● WHAT THIS TASK INVOLVES: Tell how many lines in these records contain the string "ALPHA", with only the number as the reply.

● RECORDS SHOWN:
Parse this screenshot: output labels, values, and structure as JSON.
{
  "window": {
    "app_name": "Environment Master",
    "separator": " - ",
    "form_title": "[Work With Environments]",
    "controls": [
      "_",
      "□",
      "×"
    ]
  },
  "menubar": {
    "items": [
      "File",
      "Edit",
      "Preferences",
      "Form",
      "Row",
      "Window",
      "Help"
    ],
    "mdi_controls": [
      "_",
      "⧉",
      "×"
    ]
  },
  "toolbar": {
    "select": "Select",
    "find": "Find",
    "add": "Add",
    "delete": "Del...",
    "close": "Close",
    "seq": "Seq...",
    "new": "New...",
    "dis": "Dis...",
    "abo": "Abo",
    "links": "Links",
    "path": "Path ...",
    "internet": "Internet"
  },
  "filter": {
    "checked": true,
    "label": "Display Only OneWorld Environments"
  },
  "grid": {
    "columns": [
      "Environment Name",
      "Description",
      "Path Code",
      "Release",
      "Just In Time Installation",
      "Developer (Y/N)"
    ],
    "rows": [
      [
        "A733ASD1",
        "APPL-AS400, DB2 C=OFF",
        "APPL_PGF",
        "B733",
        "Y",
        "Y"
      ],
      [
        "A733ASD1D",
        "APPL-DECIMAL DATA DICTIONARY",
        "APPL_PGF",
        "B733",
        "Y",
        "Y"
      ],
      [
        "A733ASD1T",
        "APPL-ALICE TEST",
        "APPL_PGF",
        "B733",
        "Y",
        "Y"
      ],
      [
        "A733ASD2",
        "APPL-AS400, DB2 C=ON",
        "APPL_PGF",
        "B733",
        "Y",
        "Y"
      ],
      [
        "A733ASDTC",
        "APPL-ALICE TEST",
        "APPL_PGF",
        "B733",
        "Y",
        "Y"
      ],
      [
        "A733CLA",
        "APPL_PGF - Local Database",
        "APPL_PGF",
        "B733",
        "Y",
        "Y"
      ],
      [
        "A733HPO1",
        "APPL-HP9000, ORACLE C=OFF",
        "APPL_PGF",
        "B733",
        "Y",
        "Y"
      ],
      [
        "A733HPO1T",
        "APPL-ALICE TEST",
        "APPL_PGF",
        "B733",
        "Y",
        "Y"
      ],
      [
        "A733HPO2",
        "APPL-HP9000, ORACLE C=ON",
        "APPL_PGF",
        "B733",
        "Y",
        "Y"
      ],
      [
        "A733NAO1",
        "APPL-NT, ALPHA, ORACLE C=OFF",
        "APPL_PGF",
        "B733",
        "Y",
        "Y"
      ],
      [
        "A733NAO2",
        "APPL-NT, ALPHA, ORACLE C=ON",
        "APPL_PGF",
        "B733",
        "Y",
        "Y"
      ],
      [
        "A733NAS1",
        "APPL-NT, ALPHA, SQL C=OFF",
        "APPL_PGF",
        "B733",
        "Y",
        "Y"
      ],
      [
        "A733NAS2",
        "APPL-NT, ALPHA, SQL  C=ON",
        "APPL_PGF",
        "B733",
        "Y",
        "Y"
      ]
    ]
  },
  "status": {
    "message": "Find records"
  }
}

● OUTPUT FOR THIS TASK: 4